[START DATA FOR THIS EXERCISE]
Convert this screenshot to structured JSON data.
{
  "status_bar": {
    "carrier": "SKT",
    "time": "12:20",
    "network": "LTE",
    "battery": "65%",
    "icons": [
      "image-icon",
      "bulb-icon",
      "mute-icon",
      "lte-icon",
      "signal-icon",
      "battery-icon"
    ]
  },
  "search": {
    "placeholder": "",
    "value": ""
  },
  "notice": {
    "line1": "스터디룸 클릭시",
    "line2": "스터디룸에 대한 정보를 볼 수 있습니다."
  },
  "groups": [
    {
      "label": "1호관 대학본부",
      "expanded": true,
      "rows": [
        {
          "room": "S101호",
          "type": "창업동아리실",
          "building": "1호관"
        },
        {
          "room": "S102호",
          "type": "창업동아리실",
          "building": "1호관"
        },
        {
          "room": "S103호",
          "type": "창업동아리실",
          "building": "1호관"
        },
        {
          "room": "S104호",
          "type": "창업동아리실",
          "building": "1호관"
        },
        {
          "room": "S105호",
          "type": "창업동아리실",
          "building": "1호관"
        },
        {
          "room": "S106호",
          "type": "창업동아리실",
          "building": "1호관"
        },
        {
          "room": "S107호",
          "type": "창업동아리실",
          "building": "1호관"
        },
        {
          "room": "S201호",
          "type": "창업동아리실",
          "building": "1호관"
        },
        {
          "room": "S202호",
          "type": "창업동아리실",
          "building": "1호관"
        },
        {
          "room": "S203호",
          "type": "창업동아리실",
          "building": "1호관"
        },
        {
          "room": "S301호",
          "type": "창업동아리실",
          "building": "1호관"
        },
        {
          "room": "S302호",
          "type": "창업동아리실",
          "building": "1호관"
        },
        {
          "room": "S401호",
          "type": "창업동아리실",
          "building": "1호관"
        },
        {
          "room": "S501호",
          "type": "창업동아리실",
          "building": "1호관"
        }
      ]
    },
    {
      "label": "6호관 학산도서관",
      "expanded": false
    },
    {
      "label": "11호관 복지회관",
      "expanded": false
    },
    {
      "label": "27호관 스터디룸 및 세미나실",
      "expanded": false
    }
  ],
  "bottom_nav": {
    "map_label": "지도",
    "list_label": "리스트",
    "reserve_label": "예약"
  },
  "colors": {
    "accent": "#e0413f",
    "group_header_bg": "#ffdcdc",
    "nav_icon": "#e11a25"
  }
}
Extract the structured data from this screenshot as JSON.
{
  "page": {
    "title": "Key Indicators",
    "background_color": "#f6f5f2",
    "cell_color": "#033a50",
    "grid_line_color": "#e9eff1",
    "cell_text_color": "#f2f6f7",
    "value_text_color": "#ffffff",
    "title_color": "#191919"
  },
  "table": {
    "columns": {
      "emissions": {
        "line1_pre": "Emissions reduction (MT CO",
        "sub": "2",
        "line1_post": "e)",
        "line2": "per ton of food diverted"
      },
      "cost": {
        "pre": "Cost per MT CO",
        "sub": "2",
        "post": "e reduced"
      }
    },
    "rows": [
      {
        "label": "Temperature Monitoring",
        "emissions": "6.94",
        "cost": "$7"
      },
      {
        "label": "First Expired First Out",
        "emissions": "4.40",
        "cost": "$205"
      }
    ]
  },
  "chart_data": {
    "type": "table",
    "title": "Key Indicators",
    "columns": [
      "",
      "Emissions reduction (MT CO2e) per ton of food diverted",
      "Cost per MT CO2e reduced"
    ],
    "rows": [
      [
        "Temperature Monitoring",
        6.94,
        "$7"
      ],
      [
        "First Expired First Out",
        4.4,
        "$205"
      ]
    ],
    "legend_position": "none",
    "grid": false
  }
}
[END DATA FOR THIS EXERCISE]
== YOUR GOAL ==
Reproduce each record exactly as it appears.

== SOLUTION BELOW ==
Convert this screenshot to structured JSON data.
{
  "status_bar": {
    "carrier": "SKT",
    "time": "12:20",
    "network": "LTE",
    "battery": "65%",
    "icons": [
      "image-icon",
      "bulb-icon",
      "mute-icon",
      "lte-icon",
      "signal-icon",
      "battery-icon"
    ]
  },
  "search": {
    "placeholder": "",
    "value": ""
  },
  "notice": {
    "line1": "스터디룸 클릭시",
    "line2": "스터디룸에 대한 정보를 볼 수 있습니다."
  },
  "groups": [
    {
      "label": "1호관 대학본부",
      "expanded": true,
      "rows": [
        {
          "room": "S101호",
          "type": "창업동아리실",
          "building": "1호관"
        },
        {
          "room": "S102호",
          "type": "창업동아리실",
          "building": "1호관"
        },
        {
          "room": "S103호",
          "type": "창업동아리실",
          "building": "1호관"
        },
        {
          "room": "S104호",
          "type": "창업동아리실",
          "building": "1호관"
        },
        {
          "room": "S105호",
          "type": "창업동아리실",
          "building": "1호관"
        },
        {
          "room": "S106호",
          "type": "창업동아리실",
          "building": "1호관"
        },
        {
          "room": "S107호",
          "type": "창업동아리실",
          "building": "1호관"
        },
        {
          "room": "S201호",
          "type": "창업동아리실",
          "building": "1호관"
        },
        {
          "room": "S202호",
          "type": "창업동아리실",
          "building": "1호관"
        },
        {
          "room": "S203호",
          "type": "창업동아리실",
          "building": "1호관"
        },
        {
          "room": "S301호",
          "type": "창업동아리실",
          "building": "1호관"
        },
        {
          "room": "S302호",
          "type": "창업동아리실",
          "building": "1호관"
        },
        {
          "room": "S401호",
          "type": "창업동아리실",
          "building": "1호관"
        },
        {
          "room": "S501호",
          "type": "창업동아리실",
          "building": "1호관"
        }
      ]
    },
    {
      "label": "6호관 학산도서관",
      "expanded": false
    },
    {
      "label": "11호관 복지회관",
      "expanded": false
    },
    {
      "label": "27호관 스터디룸 및 세미나실",
      "expanded": false
    }
  ],
  "bottom_nav": {
    "map_label": "지도",
    "list_label": "리스트",
    "reserve_label": "예약"
  },
  "colors": {
    "accent": "#e0413f",
    "group_header_bg": "#ffdcdc",
    "nav_icon": "#e11a25"
  }
}
Extract the structured data from this screenshot as JSON.
{
  "page": {
    "title": "Key Indicators",
    "background_color": "#f6f5f2",
    "cell_color": "#033a50",
    "grid_line_color": "#e9eff1",
    "cell_text_color": "#f2f6f7",
    "value_text_color": "#ffffff",
    "title_color": "#191919"
  },
  "table": {
    "columns": {
      "emissions": {
        "line1_pre": "Emissions reduction (MT CO",
        "sub": "2",
        "line1_post": "e)",
        "line2": "per ton of food diverted"
      },
      "cost": {
        "pre": "Cost per MT CO",
        "sub": "2",
        "post": "e reduced"
      }
    },
    "rows": [
      {
        "label": "Temperature Monitoring",
        "emissions": "6.94",
        "cost": "$7"
      },
      {
        "label": "First Expired First Out",
        "emissions": "4.40",
        "cost": "$205"
      }
    ]
  },
  "chart_data": {
    "type": "table",
    "title": "Key Indicators",
    "columns": [
      "",
      "Emissions reduction (MT CO2e) per ton of food diverted",
      "Cost per MT CO2e reduced"
    ],
    "rows": [
      [
        "Temperature Monitoring",
        6.94,
        "$7"
      ],
      [
        "First Expired First Out",
        4.4,
        "$205"
      ]
    ],
    "legend_position": "none",
    "grid": false
  }
}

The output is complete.